## Task prompt:
The data below must be copied in full and without any change.

## Saved entries:
((

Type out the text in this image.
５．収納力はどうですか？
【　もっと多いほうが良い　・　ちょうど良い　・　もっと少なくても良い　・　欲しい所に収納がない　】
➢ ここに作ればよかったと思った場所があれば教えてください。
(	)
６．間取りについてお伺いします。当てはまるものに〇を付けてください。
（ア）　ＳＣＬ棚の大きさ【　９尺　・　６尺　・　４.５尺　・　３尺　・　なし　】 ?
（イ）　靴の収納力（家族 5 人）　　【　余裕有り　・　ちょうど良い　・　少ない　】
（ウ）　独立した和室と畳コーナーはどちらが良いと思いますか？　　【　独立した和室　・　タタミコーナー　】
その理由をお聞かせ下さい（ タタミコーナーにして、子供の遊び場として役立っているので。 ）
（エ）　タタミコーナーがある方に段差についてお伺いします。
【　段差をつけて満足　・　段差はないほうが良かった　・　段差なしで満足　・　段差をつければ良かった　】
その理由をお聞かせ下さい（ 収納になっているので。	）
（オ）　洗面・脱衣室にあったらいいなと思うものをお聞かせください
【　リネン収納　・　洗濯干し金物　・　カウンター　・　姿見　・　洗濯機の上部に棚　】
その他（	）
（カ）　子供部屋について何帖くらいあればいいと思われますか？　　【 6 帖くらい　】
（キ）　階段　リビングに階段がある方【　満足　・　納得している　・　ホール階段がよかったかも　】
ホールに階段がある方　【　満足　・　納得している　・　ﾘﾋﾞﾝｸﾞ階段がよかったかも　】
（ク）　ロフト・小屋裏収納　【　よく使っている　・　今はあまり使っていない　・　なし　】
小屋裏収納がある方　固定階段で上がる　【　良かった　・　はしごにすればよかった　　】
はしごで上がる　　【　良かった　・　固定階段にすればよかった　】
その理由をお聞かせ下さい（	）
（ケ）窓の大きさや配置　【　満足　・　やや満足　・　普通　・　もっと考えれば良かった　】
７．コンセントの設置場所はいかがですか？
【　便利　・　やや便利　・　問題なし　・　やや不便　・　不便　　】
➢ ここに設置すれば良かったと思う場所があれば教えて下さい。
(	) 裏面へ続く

))

## Exercise answer:
Type out the text in this image.
５．収納力はどうですか？
【　もっと多いほうが良い　・　ちょうど良い　・　もっと少なくても良い　・　欲しい所に収納がない　】
➢ ここに作ればよかったと思った場所があれば教えてください。
(	)
６．間取りについてお伺いします。当てはまるものに〇を付けてください。
（ア）　ＳＣＬ棚の大きさ【　９尺　・　６尺　・　４.５尺　・　３尺　・　なし　】 ?
（イ）　靴の収納力（家族 5 人）　　【　余裕有り　・　ちょうど良い　・　少ない　】
（ウ）　独立した和室と畳コーナーはどちらが良いと思いますか？　　【　独立した和室　・　タタミコーナー　】
その理由をお聞かせ下さい（ タタミコーナーにして、子供の遊び場として役立っているので。 ）
（エ）　タタミコーナーがある方に段差についてお伺いします。
【　段差をつけて満足　・　段差はないほうが良かった　・　段差なしで満足　・　段差をつければ良かった　】
その理由をお聞かせ下さい（ 収納になっているので。	）
（オ）　洗面・脱衣室にあったらいいなと思うものをお聞かせください
【　リネン収納　・　洗濯干し金物　・　カウンター　・　姿見　・　洗濯機の上部に棚　】
その他（	）
（カ）　子供部屋について何帖くらいあればいいと思われますか？　　【 6 帖くらい　】
（キ）　階段　リビングに階段がある方【　満足　・　納得している　・　ホール階段がよかったかも　】
ホールに階段がある方　【　満足　・　納得している　・　ﾘﾋﾞﾝｸﾞ階段がよかったかも　】
（ク）　ロフト・小屋裏収納　【　よく使っている　・　今はあまり使っていない　・　なし　】
小屋裏収納がある方　固定階段で上がる　【　良かった　・　はしごにすればよかった　　】
はしごで上がる　　【　良かった　・　固定階段にすればよかった　】
その理由をお聞かせ下さい（	）
（ケ）窓の大きさや配置　【　満足　・　やや満足　・　普通　・　もっと考えれば良かった　】
７．コンセントの設置場所はいかがですか？
【　便利　・　やや便利　・　問題なし　・　やや不便　・　不便　　】
➢ ここに設置すれば良かったと思う場所があれば教えて下さい。
(	) 裏面へ続く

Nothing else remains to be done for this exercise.